## Entries shown
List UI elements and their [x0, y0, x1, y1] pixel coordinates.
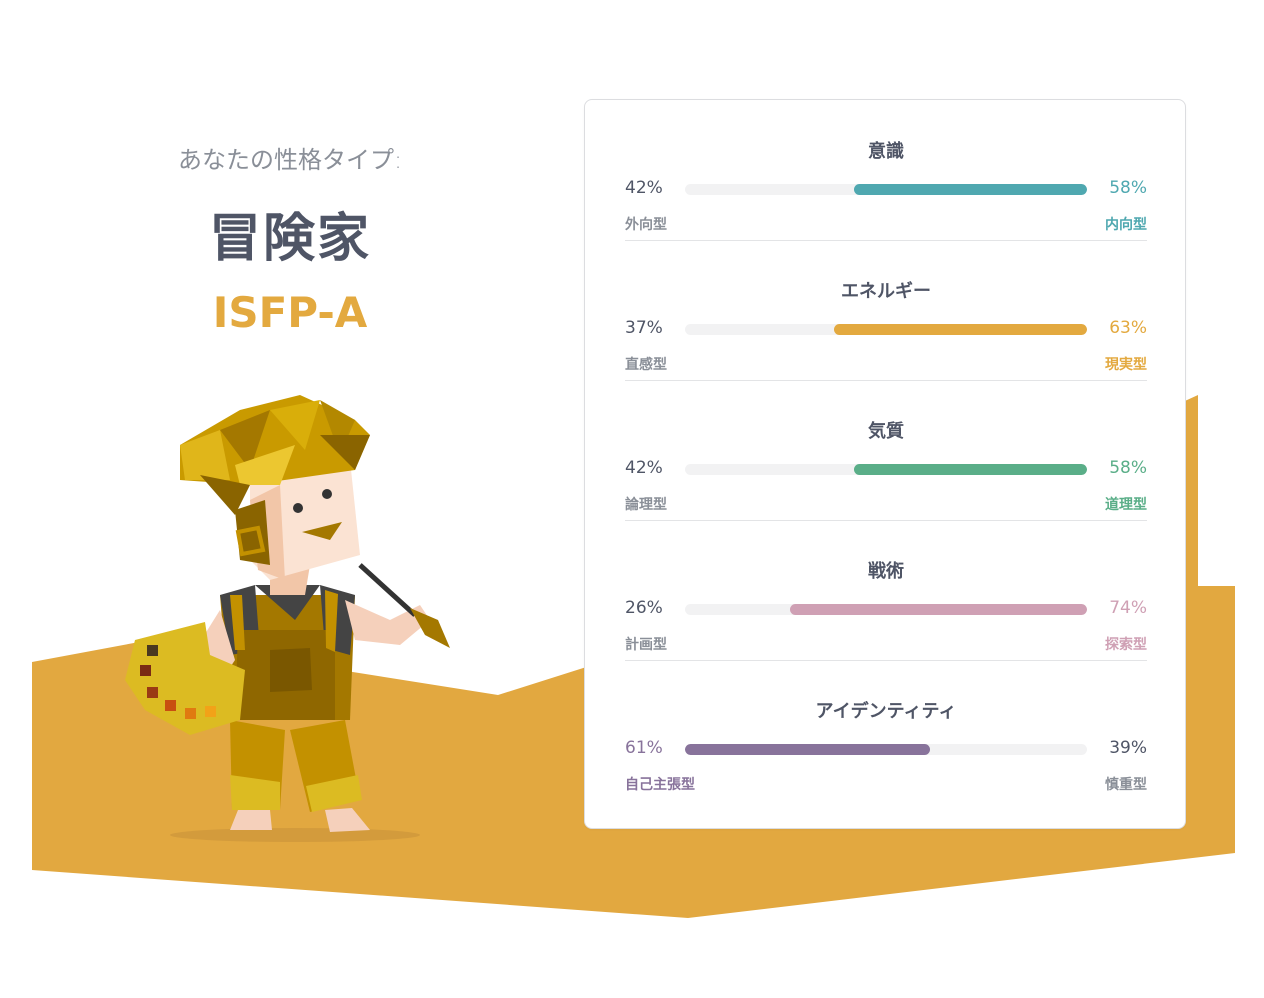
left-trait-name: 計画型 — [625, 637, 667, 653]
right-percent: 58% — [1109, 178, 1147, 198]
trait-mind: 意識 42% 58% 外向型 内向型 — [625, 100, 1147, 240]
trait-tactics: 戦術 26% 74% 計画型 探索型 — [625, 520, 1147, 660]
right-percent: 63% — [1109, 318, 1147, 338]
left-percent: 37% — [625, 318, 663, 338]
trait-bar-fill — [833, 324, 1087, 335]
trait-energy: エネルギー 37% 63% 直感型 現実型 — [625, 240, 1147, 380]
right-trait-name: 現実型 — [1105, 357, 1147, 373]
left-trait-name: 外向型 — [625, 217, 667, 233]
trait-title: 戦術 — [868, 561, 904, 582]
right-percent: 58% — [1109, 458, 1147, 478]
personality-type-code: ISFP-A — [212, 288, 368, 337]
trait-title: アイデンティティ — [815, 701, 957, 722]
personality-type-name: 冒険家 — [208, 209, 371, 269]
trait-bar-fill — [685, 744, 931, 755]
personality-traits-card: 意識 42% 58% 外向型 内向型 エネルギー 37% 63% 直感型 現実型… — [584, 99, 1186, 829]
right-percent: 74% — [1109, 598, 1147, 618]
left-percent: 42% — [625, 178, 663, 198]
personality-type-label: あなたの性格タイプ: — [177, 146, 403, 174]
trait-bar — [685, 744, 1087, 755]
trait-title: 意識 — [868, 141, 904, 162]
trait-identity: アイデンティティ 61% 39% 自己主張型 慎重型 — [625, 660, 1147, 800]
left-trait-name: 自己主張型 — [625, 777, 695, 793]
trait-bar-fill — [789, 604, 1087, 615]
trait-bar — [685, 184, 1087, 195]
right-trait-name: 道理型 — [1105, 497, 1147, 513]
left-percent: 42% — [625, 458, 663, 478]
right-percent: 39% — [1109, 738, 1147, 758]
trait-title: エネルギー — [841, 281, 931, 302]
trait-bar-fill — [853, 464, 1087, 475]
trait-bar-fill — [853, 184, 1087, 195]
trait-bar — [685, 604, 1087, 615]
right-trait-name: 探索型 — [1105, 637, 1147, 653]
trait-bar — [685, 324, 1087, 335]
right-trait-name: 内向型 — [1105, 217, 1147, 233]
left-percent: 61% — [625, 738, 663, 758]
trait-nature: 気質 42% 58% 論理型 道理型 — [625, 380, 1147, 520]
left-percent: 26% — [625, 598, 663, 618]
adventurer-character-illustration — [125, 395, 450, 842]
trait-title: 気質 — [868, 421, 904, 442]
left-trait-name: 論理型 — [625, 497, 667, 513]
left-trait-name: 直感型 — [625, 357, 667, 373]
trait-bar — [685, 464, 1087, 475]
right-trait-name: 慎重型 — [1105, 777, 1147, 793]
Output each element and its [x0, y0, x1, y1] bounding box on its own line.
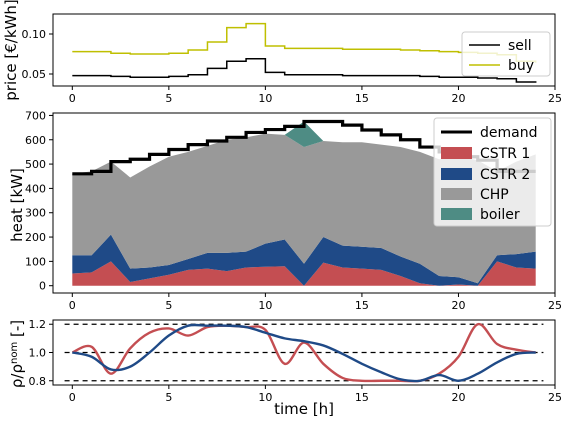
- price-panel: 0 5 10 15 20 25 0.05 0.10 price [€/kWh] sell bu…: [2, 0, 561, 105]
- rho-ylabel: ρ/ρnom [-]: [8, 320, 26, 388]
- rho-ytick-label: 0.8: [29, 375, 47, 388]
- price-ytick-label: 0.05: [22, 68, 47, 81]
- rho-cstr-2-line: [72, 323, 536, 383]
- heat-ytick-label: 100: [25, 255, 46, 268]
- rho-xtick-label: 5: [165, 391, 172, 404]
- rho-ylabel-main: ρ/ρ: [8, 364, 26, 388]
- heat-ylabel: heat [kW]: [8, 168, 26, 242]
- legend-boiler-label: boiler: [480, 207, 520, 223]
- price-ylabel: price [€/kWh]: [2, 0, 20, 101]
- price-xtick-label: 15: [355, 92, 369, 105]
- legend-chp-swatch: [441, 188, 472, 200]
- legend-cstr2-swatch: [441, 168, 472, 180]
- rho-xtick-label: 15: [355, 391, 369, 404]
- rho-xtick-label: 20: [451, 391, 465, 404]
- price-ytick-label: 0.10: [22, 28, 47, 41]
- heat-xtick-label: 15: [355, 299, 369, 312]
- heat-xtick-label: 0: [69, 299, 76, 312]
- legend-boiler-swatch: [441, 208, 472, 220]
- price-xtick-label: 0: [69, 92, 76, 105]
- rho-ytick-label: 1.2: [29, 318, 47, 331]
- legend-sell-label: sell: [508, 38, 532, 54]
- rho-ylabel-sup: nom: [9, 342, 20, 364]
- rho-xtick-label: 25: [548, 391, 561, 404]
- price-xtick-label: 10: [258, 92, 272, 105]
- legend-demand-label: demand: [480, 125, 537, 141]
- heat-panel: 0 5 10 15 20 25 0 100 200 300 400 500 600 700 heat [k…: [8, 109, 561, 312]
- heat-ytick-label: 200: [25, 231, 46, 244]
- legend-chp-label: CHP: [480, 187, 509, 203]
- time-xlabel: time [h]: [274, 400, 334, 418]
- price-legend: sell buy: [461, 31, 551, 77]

## Directions for this task
Could you give again the part of the data that opens with the line containing "- price-panel: 0" and runs through the end of the data, replacing "demand" with "load" and leaving everything else as it is?

## Solution for this exercise
- price-panel: 0 5 10 15 20 25 0.05 0.10 price [€/kWh] sell bu…: [2, 0, 561, 105]
- rho-ylabel: ρ/ρnom [-]: [8, 320, 26, 388]
- rho-ytick-label: 0.8: [29, 375, 47, 388]
- price-ytick-label: 0.05: [22, 68, 47, 81]
- rho-cstr-2-line: [72, 323, 536, 383]
- heat-ytick-label: 100: [25, 255, 46, 268]
- rho-xtick-label: 5: [165, 391, 172, 404]
- rho-ylabel-main: ρ/ρ: [8, 364, 26, 388]
- heat-ylabel: heat [kW]: [8, 168, 26, 242]
- legend-boiler-label: boiler: [480, 207, 520, 223]
- price-ylabel: price [€/kWh]: [2, 0, 20, 101]
- price-xtick-label: 15: [355, 92, 369, 105]
- legend-chp-swatch: [441, 188, 472, 200]
- legend-cstr2-swatch: [441, 168, 472, 180]
- rho-xtick-label: 15: [355, 391, 369, 404]
- rho-xtick-label: 20: [451, 391, 465, 404]
- price-ytick-label: 0.10: [22, 28, 47, 41]
- heat-xtick-label: 15: [355, 299, 369, 312]
- heat-xtick-label: 0: [69, 299, 76, 312]
- legend-boiler-swatch: [441, 208, 472, 220]
- price-xtick-label: 0: [69, 92, 76, 105]
- rho-ytick-label: 1.2: [29, 318, 47, 331]
- legend-sell-label: sell: [508, 38, 532, 54]
- rho-ylabel-sup: nom: [9, 342, 20, 364]
- rho-xtick-label: 25: [548, 391, 561, 404]
- price-xtick-label: 10: [258, 92, 272, 105]
- legend-load-label: load: [480, 125, 537, 141]
- heat-panel: 0 5 10 15 20 25 0 100 200 300 400 500 600 700 heat [k…: [8, 109, 561, 312]
- heat-ytick-label: 200: [25, 231, 46, 244]
- legend-chp-label: CHP: [480, 187, 509, 203]
- time-xlabel: time [h]: [274, 400, 334, 418]
- price-legend: sell buy: [461, 31, 551, 77]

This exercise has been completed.